*Task prompt*: Return every line below in which "screenshot" appears.

*Records shown*:
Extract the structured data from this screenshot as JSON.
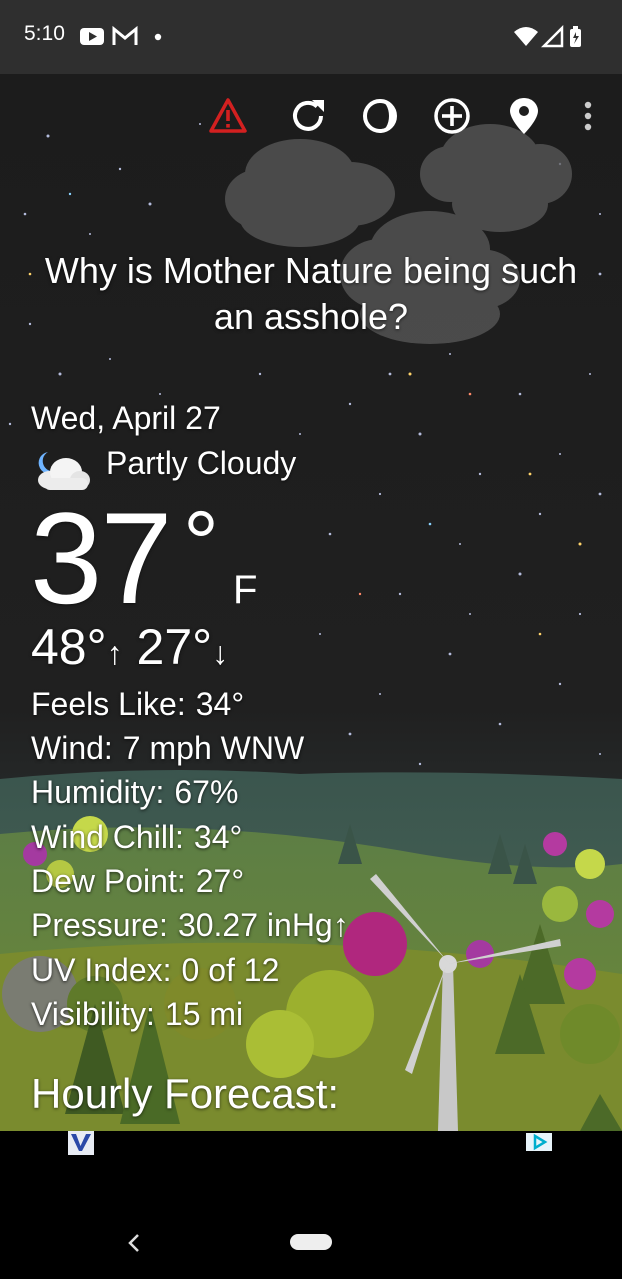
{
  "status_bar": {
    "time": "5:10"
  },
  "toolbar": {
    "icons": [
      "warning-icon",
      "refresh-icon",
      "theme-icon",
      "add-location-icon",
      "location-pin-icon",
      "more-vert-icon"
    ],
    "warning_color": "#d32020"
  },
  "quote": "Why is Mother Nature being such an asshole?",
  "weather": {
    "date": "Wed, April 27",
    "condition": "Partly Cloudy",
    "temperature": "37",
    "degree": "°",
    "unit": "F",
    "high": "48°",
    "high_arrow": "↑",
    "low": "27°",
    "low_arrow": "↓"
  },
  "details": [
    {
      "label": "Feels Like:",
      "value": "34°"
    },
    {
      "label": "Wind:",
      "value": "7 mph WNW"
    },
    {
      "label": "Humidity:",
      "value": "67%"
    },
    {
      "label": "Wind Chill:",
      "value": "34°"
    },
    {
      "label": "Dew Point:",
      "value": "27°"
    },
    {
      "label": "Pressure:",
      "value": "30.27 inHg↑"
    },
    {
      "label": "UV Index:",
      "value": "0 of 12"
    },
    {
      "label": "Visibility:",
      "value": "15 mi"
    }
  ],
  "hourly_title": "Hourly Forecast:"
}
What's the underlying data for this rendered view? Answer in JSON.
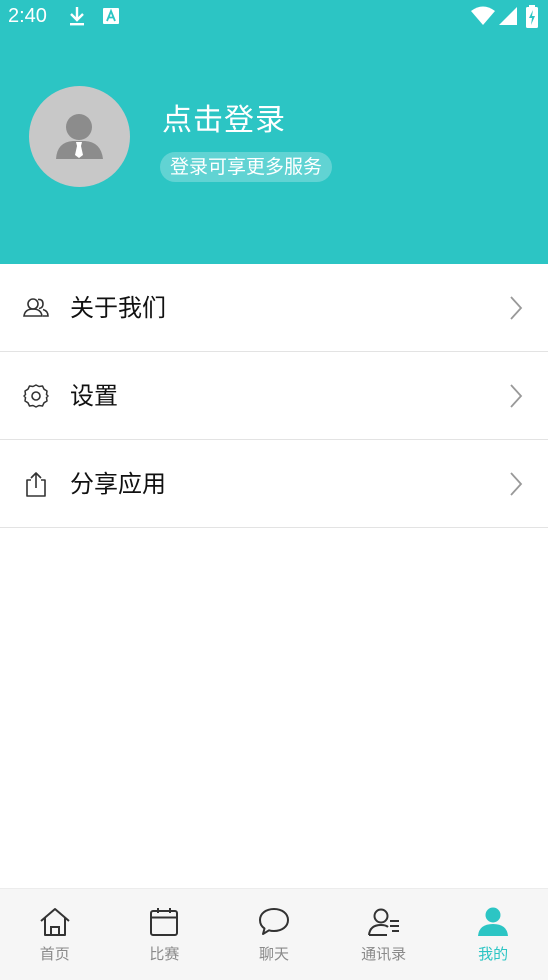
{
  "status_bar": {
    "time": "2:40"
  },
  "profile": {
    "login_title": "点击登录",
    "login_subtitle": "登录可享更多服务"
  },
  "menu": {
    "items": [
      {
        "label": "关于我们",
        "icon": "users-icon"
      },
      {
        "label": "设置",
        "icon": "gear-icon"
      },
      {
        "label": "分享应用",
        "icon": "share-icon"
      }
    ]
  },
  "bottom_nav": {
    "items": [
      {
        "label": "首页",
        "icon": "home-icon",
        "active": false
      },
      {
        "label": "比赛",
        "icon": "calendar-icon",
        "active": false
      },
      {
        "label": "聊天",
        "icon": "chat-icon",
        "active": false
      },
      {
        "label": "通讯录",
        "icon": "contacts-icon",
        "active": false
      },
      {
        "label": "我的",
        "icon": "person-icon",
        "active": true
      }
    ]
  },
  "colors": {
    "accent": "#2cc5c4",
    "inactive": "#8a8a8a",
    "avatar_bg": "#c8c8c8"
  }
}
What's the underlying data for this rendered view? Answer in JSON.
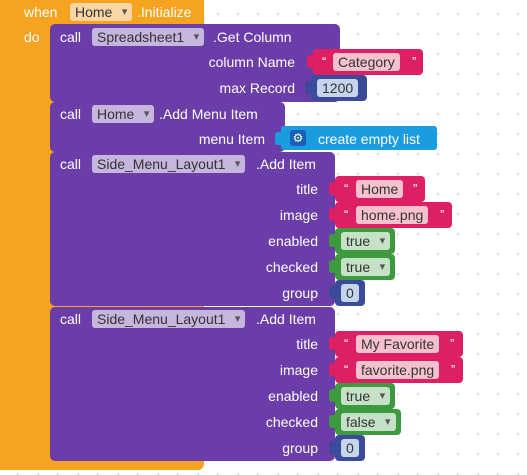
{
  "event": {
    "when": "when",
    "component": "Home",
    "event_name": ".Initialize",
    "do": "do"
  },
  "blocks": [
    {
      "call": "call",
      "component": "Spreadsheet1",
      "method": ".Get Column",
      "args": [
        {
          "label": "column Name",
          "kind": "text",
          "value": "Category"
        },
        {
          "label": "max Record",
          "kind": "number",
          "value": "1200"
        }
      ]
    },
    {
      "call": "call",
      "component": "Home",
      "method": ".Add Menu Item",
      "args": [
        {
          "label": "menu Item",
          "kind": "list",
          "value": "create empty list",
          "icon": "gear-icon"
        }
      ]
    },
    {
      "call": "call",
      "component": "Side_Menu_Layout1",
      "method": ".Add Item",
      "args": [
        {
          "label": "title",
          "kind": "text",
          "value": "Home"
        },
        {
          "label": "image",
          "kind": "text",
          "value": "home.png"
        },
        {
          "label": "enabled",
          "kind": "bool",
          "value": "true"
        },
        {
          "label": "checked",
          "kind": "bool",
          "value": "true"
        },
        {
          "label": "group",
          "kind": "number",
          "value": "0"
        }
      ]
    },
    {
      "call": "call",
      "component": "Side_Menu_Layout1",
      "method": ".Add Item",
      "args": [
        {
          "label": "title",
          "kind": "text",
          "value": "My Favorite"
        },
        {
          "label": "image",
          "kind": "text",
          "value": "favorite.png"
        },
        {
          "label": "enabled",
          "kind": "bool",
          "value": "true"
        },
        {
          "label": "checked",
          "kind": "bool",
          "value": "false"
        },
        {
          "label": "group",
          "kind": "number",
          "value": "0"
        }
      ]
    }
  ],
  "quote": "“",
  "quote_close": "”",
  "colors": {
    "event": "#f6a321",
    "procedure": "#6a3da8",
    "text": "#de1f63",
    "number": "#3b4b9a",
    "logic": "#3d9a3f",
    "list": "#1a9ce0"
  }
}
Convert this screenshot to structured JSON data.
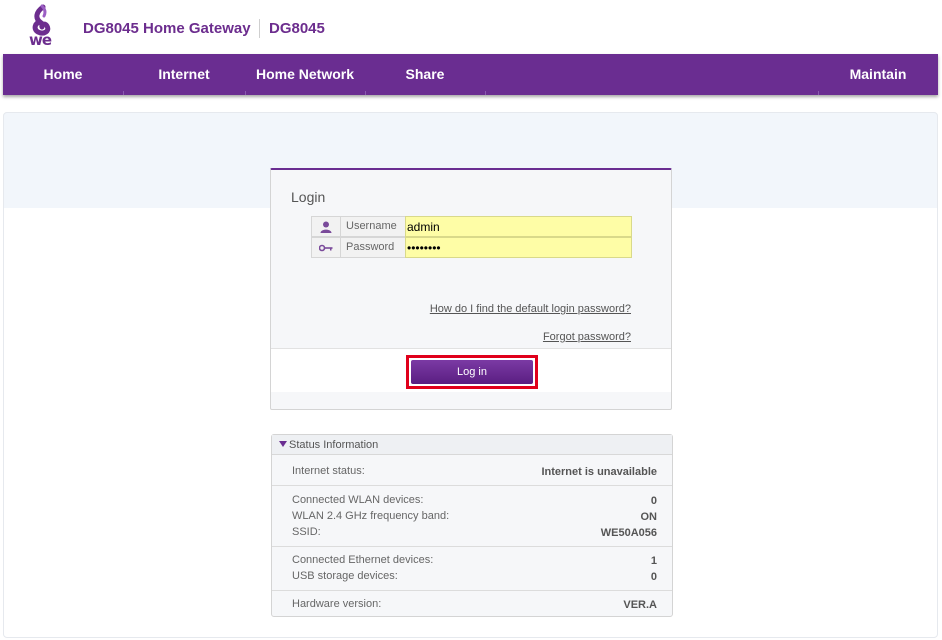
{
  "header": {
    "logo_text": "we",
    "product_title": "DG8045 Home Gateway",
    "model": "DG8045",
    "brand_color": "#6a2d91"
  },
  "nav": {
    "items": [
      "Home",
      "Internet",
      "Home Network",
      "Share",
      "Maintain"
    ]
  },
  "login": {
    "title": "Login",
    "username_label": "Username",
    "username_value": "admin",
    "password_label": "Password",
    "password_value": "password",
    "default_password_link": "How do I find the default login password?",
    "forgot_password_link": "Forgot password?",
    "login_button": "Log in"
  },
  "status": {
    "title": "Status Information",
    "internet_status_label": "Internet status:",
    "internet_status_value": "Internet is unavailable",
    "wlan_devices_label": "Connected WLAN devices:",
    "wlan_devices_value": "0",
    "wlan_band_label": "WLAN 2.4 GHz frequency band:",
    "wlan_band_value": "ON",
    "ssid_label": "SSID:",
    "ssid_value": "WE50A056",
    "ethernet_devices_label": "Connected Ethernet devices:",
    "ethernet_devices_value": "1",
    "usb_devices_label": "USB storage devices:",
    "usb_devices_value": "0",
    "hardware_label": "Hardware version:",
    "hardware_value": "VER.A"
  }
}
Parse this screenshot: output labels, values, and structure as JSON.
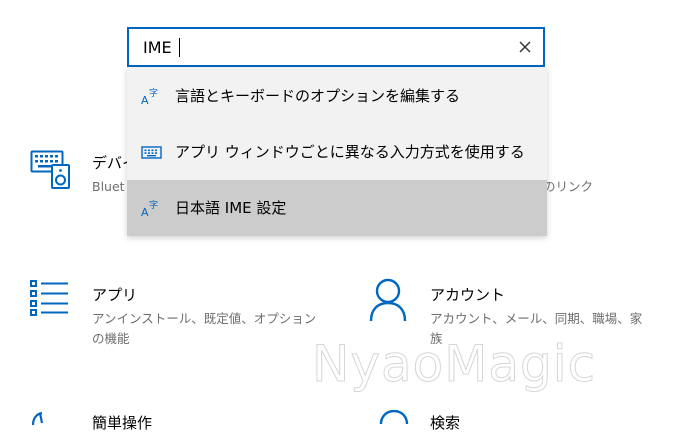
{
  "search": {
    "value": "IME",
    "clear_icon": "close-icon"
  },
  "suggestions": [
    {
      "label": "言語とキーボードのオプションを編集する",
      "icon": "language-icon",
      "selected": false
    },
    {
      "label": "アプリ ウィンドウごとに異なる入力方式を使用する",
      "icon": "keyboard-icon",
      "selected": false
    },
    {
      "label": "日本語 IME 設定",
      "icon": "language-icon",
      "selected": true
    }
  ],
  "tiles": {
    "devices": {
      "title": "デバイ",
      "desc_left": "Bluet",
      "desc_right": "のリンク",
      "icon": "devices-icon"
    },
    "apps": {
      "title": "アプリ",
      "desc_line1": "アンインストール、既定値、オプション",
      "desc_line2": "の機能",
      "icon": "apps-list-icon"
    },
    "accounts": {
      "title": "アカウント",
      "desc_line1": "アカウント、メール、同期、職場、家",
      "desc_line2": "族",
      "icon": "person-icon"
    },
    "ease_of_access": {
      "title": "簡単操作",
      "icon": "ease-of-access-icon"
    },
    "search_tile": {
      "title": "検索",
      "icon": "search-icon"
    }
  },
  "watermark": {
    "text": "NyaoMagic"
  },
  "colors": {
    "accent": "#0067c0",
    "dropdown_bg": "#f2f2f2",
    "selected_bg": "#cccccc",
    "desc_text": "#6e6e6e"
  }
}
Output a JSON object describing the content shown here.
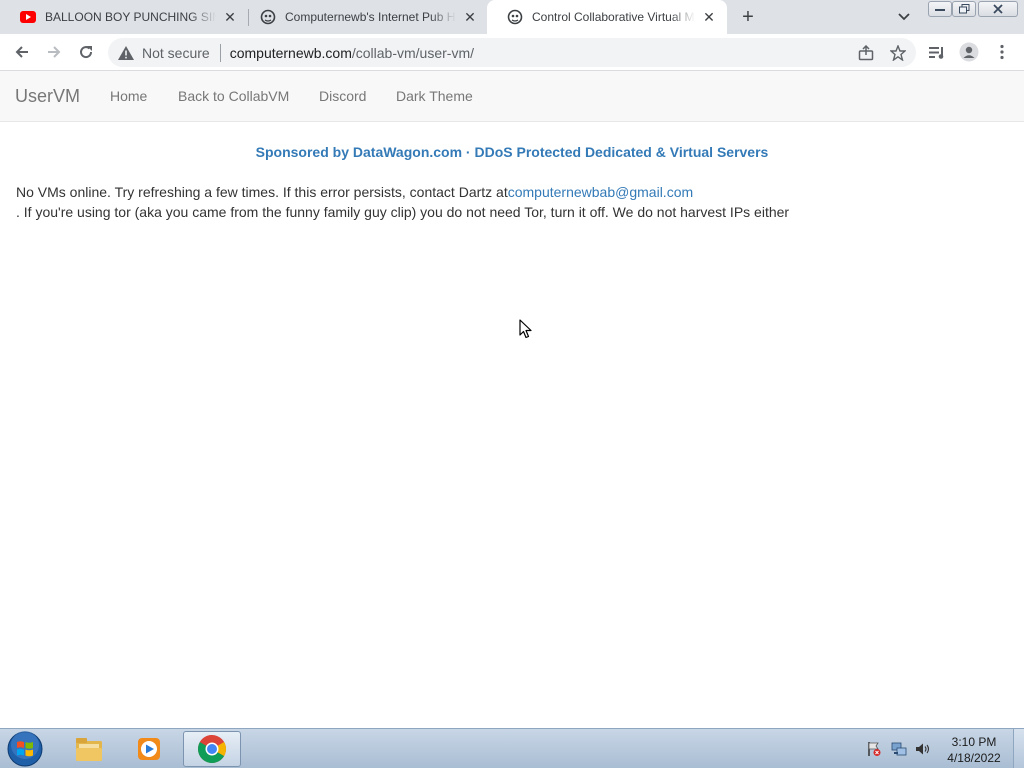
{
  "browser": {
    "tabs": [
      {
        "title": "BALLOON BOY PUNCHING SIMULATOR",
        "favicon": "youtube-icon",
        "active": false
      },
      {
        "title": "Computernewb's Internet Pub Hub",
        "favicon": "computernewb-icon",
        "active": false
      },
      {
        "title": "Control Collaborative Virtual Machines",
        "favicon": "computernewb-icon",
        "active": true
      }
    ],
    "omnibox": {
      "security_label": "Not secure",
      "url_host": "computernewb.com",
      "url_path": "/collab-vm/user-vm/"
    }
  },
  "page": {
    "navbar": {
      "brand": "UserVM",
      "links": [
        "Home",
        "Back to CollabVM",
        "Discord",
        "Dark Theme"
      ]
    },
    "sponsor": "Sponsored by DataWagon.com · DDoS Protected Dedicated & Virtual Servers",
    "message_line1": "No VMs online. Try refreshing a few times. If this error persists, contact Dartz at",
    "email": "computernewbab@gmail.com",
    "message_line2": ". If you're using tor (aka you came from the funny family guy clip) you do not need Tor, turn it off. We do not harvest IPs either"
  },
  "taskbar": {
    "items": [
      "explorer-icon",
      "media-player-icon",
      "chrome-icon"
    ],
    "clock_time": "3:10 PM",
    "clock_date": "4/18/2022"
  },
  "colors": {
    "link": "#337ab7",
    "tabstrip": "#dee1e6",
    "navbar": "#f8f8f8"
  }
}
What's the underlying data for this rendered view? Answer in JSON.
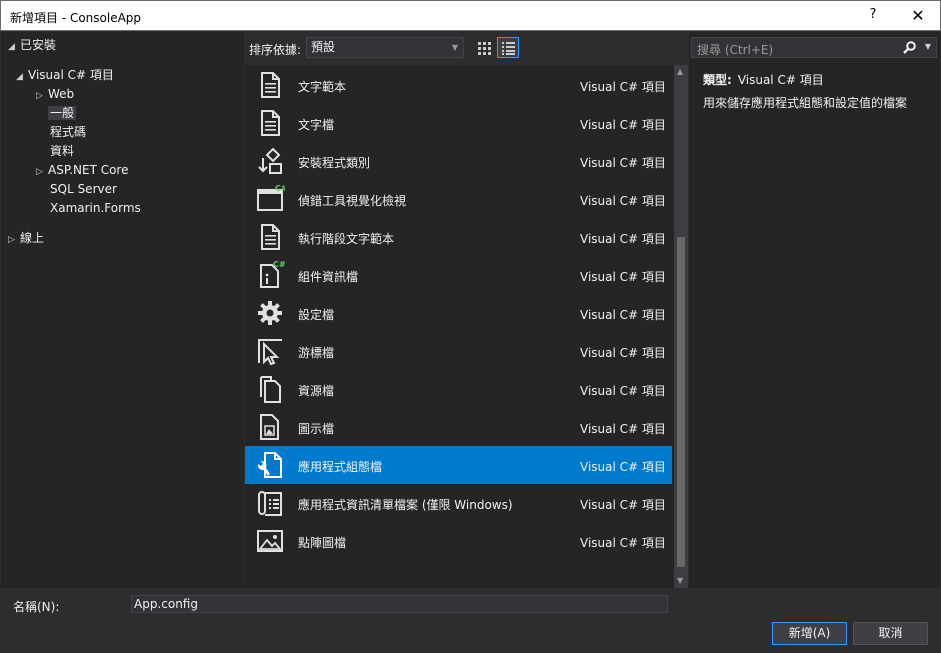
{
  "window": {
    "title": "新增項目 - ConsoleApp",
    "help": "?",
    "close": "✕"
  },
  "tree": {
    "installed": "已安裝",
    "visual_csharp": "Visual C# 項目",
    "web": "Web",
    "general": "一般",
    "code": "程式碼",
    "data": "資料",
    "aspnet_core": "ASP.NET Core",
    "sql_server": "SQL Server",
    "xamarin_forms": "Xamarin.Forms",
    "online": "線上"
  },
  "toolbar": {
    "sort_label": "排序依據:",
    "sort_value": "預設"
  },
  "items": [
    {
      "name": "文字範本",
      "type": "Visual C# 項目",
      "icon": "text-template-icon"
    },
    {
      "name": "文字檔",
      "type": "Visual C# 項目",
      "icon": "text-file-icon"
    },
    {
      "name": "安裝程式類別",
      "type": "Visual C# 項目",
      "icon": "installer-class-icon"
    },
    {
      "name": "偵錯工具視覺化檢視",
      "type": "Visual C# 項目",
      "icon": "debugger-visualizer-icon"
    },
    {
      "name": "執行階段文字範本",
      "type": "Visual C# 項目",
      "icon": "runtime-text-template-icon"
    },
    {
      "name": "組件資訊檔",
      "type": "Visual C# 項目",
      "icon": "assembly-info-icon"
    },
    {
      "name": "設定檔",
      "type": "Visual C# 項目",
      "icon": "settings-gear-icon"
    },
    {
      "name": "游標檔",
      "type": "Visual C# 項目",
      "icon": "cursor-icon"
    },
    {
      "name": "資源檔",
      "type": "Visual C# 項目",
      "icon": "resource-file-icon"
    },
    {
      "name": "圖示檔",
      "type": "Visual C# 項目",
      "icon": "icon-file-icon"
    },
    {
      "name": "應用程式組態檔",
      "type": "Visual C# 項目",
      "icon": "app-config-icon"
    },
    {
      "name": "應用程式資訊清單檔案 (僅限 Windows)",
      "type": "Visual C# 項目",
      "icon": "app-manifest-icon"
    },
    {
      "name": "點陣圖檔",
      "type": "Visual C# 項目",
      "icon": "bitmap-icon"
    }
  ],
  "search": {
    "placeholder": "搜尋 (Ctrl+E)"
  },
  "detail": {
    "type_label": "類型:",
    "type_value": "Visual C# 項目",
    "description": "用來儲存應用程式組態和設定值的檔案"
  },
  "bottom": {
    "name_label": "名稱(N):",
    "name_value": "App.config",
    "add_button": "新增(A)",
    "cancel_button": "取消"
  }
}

*Exercise solution*:
Extract the structured data from this screenshot as JSON.
Convert this screenshot to structured JSON data.
Parse this screenshot: output labels, values, and structure as JSON.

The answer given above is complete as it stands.